═════ RECORDS FOR THIS TASK

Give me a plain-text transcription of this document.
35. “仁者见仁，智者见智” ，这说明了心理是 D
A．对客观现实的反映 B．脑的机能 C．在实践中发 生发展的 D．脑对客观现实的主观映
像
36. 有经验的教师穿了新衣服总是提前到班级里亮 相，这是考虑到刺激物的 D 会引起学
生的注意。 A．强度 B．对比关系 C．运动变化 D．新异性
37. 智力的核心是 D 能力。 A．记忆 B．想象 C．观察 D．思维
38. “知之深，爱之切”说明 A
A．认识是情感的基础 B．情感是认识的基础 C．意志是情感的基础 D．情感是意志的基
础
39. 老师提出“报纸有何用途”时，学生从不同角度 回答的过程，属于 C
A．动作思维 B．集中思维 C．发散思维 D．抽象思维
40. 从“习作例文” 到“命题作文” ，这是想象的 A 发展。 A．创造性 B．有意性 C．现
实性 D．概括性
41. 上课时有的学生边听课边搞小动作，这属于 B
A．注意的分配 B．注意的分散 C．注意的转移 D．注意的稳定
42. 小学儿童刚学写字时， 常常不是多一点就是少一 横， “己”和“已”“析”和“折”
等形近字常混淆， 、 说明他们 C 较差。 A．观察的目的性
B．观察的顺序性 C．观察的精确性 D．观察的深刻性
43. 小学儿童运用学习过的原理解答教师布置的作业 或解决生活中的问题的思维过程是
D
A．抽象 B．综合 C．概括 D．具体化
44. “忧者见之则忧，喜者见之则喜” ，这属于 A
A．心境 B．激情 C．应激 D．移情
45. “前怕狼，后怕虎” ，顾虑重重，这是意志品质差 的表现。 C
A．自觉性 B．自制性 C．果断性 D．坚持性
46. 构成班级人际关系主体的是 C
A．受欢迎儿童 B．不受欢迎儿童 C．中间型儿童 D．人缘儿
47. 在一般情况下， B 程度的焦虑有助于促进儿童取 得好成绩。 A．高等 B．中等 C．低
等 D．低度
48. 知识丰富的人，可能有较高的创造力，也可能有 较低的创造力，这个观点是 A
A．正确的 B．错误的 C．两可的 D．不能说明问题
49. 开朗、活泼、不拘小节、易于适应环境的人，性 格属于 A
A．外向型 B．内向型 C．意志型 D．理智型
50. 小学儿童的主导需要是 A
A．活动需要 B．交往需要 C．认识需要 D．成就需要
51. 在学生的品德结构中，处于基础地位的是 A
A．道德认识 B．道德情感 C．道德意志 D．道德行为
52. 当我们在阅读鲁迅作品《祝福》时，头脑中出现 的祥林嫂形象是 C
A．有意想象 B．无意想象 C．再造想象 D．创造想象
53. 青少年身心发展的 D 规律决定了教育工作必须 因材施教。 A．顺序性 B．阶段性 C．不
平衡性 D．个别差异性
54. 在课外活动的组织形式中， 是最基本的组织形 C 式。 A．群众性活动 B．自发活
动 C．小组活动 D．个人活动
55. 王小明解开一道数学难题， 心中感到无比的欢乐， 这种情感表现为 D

══════════

- _WHAT TO PRODUCE_
Each line of the material should be duplicated exactly, please.

- _EXPECTED OUTPUT_
Give me a plain-text transcription of this document.
35. “仁者见仁，智者见智” ，这说明了心理是 D
A．对客观现实的反映 B．脑的机能 C．在实践中发 生发展的 D．脑对客观现实的主观映
像
36. 有经验的教师穿了新衣服总是提前到班级里亮 相，这是考虑到刺激物的 D 会引起学
生的注意。 A．强度 B．对比关系 C．运动变化 D．新异性
37. 智力的核心是 D 能力。 A．记忆 B．想象 C．观察 D．思维
38. “知之深，爱之切”说明 A
A．认识是情感的基础 B．情感是认识的基础 C．意志是情感的基础 D．情感是意志的基
础
39. 老师提出“报纸有何用途”时，学生从不同角度 回答的过程，属于 C
A．动作思维 B．集中思维 C．发散思维 D．抽象思维
40. 从“习作例文” 到“命题作文” ，这是想象的 A 发展。 A．创造性 B．有意性 C．现
实性 D．概括性
41. 上课时有的学生边听课边搞小动作，这属于 B
A．注意的分配 B．注意的分散 C．注意的转移 D．注意的稳定
42. 小学儿童刚学写字时， 常常不是多一点就是少一 横， “己”和“已”“析”和“折”
等形近字常混淆， 、 说明他们 C 较差。 A．观察的目的性
B．观察的顺序性 C．观察的精确性 D．观察的深刻性
43. 小学儿童运用学习过的原理解答教师布置的作业 或解决生活中的问题的思维过程是
D
A．抽象 B．综合 C．概括 D．具体化
44. “忧者见之则忧，喜者见之则喜” ，这属于 A
A．心境 B．激情 C．应激 D．移情
45. “前怕狼，后怕虎” ，顾虑重重，这是意志品质差 的表现。 C
A．自觉性 B．自制性 C．果断性 D．坚持性
46. 构成班级人际关系主体的是 C
A．受欢迎儿童 B．不受欢迎儿童 C．中间型儿童 D．人缘儿
47. 在一般情况下， B 程度的焦虑有助于促进儿童取 得好成绩。 A．高等 B．中等 C．低
等 D．低度
48. 知识丰富的人，可能有较高的创造力，也可能有 较低的创造力，这个观点是 A
A．正确的 B．错误的 C．两可的 D．不能说明问题
49. 开朗、活泼、不拘小节、易于适应环境的人，性 格属于 A
A．外向型 B．内向型 C．意志型 D．理智型
50. 小学儿童的主导需要是 A
A．活动需要 B．交往需要 C．认识需要 D．成就需要
51. 在学生的品德结构中，处于基础地位的是 A
A．道德认识 B．道德情感 C．道德意志 D．道德行为
52. 当我们在阅读鲁迅作品《祝福》时，头脑中出现 的祥林嫂形象是 C
A．有意想象 B．无意想象 C．再造想象 D．创造想象
53. 青少年身心发展的 D 规律决定了教育工作必须 因材施教。 A．顺序性 B．阶段性 C．不
平衡性 D．个别差异性
54. 在课外活动的组织形式中， 是最基本的组织形 C 式。 A．群众性活动 B．自发活
动 C．小组活动 D．个人活动
55. 王小明解开一道数学难题， 心中感到无比的欢乐， 这种情感表现为 D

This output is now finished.